§ **Data for this task**
>> START
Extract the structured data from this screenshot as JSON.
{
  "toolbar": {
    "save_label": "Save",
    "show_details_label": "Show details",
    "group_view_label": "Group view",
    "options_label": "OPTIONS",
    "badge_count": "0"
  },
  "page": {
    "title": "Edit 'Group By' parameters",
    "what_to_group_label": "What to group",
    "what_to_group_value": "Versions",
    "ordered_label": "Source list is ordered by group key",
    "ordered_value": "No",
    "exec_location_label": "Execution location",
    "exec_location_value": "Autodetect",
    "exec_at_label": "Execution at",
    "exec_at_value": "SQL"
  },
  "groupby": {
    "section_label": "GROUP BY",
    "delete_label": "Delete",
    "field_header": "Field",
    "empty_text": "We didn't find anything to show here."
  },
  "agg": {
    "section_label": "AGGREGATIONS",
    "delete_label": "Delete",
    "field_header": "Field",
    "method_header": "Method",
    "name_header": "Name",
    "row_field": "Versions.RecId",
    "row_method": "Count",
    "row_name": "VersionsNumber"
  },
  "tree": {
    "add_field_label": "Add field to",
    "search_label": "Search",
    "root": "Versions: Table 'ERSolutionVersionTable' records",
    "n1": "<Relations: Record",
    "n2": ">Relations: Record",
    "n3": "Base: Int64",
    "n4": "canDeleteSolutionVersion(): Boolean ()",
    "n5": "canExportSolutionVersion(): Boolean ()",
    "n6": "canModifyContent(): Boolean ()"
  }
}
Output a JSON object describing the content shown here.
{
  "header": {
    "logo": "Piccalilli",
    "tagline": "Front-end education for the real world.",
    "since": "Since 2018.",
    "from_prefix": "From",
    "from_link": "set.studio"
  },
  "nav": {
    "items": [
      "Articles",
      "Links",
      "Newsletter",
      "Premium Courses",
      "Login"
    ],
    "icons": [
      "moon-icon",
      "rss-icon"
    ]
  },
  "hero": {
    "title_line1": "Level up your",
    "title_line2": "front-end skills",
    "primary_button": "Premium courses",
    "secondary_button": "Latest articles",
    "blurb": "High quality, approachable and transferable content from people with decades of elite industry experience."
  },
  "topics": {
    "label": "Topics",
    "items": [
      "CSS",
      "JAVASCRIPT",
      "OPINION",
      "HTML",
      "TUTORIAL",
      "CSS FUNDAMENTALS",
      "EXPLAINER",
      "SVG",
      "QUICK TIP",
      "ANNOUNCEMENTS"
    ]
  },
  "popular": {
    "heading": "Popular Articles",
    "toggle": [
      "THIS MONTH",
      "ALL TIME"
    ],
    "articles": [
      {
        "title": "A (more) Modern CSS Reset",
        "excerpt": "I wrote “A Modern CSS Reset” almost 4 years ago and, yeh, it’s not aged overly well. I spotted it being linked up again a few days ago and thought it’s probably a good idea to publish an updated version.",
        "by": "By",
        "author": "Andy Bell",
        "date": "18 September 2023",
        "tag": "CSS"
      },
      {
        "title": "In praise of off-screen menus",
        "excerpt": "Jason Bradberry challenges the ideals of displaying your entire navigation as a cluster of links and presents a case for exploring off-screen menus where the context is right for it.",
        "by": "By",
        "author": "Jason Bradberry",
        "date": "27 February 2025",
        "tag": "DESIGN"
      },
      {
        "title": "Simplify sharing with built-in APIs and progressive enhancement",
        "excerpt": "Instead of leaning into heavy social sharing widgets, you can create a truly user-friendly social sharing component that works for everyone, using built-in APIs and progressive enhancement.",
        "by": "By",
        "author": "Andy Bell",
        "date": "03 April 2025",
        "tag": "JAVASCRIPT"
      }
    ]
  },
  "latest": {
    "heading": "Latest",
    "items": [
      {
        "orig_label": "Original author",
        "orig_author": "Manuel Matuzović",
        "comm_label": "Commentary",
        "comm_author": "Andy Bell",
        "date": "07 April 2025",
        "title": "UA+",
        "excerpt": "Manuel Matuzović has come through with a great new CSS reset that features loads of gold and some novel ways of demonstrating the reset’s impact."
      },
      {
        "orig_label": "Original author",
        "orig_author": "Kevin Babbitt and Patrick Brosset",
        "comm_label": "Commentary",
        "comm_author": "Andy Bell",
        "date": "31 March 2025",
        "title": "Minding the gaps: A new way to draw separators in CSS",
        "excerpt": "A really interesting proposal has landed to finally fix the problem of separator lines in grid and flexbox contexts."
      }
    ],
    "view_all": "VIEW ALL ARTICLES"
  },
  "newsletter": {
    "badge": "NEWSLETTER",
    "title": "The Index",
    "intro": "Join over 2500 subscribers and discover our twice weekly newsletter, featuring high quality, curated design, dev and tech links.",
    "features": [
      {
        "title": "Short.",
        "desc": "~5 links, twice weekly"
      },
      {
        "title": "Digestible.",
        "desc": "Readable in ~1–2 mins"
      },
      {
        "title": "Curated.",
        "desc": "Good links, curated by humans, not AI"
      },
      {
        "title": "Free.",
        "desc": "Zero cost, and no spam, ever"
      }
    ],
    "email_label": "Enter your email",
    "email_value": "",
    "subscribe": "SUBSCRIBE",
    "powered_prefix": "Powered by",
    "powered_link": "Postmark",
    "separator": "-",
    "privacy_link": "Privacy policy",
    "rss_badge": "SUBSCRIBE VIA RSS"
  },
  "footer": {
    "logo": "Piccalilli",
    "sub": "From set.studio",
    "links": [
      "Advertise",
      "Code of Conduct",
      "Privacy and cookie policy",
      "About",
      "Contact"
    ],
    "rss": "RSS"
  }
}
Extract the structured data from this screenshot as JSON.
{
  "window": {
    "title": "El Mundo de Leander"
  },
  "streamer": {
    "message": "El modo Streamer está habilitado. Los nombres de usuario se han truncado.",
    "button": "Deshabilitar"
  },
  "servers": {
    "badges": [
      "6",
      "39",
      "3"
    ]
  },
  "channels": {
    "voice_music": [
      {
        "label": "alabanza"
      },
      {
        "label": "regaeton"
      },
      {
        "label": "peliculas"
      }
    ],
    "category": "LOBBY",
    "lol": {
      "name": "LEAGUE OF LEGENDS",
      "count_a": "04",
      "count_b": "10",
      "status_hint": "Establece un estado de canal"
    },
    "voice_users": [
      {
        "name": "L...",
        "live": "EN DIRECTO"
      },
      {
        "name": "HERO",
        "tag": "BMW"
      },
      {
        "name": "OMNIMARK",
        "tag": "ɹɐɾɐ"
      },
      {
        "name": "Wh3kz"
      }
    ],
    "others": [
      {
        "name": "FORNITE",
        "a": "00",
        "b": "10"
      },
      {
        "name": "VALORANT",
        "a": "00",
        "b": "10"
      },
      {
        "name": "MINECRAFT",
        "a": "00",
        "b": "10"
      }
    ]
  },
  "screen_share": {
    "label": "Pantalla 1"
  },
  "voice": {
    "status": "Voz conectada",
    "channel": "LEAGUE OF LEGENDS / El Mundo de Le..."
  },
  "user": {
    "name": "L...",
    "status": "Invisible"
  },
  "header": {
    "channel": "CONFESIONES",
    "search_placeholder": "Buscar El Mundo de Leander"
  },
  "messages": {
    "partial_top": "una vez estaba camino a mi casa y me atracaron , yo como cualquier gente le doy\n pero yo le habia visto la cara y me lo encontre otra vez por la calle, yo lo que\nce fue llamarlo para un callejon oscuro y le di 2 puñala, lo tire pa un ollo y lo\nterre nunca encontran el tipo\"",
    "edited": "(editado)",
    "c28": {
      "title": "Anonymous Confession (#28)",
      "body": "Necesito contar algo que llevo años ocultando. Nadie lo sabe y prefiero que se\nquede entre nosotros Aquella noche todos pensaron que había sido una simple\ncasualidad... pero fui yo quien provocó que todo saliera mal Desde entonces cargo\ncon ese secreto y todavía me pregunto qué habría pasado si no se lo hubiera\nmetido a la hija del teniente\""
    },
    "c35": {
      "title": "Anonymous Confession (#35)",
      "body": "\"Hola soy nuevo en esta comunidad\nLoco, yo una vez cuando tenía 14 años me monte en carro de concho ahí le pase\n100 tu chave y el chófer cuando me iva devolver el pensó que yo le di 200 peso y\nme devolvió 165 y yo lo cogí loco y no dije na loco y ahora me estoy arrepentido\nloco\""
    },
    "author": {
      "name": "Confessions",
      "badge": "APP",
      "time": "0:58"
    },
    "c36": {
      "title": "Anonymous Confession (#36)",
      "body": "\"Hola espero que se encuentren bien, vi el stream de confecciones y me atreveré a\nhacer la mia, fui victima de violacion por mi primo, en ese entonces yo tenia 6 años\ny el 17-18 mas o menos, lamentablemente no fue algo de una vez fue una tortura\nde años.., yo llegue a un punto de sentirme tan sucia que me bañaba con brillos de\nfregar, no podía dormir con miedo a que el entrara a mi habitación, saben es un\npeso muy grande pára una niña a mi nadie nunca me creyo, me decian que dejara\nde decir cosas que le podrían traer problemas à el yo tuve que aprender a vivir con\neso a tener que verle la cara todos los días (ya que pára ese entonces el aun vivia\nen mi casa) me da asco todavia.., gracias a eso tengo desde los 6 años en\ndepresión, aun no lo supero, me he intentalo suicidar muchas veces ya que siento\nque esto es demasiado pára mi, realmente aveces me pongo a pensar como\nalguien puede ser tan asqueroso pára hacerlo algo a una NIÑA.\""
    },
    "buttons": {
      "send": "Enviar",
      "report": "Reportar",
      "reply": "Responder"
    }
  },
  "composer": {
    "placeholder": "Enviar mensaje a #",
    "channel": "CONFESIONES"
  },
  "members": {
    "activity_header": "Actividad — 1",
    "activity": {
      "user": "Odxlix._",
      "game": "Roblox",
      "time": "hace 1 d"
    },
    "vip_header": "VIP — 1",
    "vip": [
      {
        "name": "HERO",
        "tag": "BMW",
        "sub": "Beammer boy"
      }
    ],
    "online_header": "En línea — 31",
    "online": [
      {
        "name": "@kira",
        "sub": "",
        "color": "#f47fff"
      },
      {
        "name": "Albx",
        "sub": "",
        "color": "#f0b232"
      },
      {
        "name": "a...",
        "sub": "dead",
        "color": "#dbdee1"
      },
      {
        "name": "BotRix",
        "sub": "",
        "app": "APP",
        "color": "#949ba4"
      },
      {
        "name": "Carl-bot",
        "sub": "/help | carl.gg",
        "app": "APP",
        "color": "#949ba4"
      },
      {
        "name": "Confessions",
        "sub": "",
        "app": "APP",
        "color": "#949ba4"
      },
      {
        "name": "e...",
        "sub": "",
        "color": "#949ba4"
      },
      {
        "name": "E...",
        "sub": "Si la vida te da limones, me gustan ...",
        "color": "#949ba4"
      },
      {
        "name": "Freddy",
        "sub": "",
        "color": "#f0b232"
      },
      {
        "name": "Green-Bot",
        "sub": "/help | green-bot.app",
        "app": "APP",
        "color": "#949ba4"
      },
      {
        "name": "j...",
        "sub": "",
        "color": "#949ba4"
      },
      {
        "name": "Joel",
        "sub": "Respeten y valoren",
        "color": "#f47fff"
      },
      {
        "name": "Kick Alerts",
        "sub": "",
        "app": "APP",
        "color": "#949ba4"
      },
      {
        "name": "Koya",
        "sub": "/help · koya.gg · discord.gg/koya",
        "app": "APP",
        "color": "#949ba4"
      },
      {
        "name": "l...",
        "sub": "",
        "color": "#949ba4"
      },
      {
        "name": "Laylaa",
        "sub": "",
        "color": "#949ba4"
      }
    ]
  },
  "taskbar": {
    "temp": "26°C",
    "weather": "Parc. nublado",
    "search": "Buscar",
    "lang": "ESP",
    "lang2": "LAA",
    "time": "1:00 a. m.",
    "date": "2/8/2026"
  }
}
>> END
Identify which lines contain the word "LEGENDS" and copy each one.

§ **Right answer**
      "name": "LEAGUE OF LEGENDS",
    "channel": "LEAGUE OF LEGENDS / El Mundo de Le..."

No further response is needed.